- **Problem requirements**:
Give the records back in full, exactly as they read.

[Dataset excerpt]
----------
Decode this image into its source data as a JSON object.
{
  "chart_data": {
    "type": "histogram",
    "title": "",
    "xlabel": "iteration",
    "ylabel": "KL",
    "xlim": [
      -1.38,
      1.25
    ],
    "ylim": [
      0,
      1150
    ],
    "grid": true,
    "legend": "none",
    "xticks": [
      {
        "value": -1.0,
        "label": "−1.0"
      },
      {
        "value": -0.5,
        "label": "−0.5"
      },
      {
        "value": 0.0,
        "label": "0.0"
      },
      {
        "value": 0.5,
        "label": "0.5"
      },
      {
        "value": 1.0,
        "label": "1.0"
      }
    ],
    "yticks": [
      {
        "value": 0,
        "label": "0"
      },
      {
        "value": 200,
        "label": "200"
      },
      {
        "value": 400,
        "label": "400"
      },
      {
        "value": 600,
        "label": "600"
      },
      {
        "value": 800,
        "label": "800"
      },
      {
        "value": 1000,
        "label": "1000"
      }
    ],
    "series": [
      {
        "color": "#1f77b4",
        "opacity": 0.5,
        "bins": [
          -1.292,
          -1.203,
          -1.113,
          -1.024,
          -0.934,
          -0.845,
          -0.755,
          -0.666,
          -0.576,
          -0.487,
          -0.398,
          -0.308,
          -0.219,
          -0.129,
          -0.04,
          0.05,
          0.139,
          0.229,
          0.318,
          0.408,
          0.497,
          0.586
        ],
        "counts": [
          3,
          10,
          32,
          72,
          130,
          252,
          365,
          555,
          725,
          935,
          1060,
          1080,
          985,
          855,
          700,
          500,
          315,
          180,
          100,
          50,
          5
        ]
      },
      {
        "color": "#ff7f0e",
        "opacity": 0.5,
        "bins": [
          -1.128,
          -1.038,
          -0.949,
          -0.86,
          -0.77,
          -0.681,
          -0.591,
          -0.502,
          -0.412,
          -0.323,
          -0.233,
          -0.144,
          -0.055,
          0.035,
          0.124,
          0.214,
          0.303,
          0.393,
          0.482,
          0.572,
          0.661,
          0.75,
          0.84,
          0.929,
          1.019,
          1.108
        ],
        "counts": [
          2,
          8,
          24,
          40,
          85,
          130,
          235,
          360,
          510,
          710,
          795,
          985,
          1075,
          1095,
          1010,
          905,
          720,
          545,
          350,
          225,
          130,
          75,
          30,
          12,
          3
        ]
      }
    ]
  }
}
----------
- **Correct result**:
Decode this image into its source data as a JSON object.
{
  "chart_data": {
    "type": "histogram",
    "title": "",
    "xlabel": "iteration",
    "ylabel": "KL",
    "xlim": [
      -1.38,
      1.25
    ],
    "ylim": [
      0,
      1150
    ],
    "grid": true,
    "legend": "none",
    "xticks": [
      {
        "value": -1.0,
        "label": "−1.0"
      },
      {
        "value": -0.5,
        "label": "−0.5"
      },
      {
        "value": 0.0,
        "label": "0.0"
      },
      {
        "value": 0.5,
        "label": "0.5"
      },
      {
        "value": 1.0,
        "label": "1.0"
      }
    ],
    "yticks": [
      {
        "value": 0,
        "label": "0"
      },
      {
        "value": 200,
        "label": "200"
      },
      {
        "value": 400,
        "label": "400"
      },
      {
        "value": 600,
        "label": "600"
      },
      {
        "value": 800,
        "label": "800"
      },
      {
        "value": 1000,
        "label": "1000"
      }
    ],
    "series": [
      {
        "color": "#1f77b4",
        "opacity": 0.5,
        "bins": [
          -1.292,
          -1.203,
          -1.113,
          -1.024,
          -0.934,
          -0.845,
          -0.755,
          -0.666,
          -0.576,
          -0.487,
          -0.398,
          -0.308,
          -0.219,
          -0.129,
          -0.04,
          0.05,
          0.139,
          0.229,
          0.318,
          0.408,
          0.497,
          0.586
        ],
        "counts": [
          3,
          10,
          32,
          72,
          130,
          252,
          365,
          555,
          725,
          935,
          1060,
          1080,
          985,
          855,
          700,
          500,
          315,
          180,
          100,
          50,
          5
        ]
      },
      {
        "color": "#ff7f0e",
        "opacity": 0.5,
        "bins": [
          -1.128,
          -1.038,
          -0.949,
          -0.86,
          -0.77,
          -0.681,
          -0.591,
          -0.502,
          -0.412,
          -0.323,
          -0.233,
          -0.144,
          -0.055,
          0.035,
          0.124,
          0.214,
          0.303,
          0.393,
          0.482,
          0.572,
          0.661,
          0.75,
          0.84,
          0.929,
          1.019,
          1.108
        ],
        "counts": [
          2,
          8,
          24,
          40,
          85,
          130,
          235,
          360,
          510,
          710,
          795,
          985,
          1075,
          1095,
          1010,
          905,
          720,
          545,
          350,
          225,
          130,
          75,
          30,
          12,
          3
        ]
      }
    ]
  }
}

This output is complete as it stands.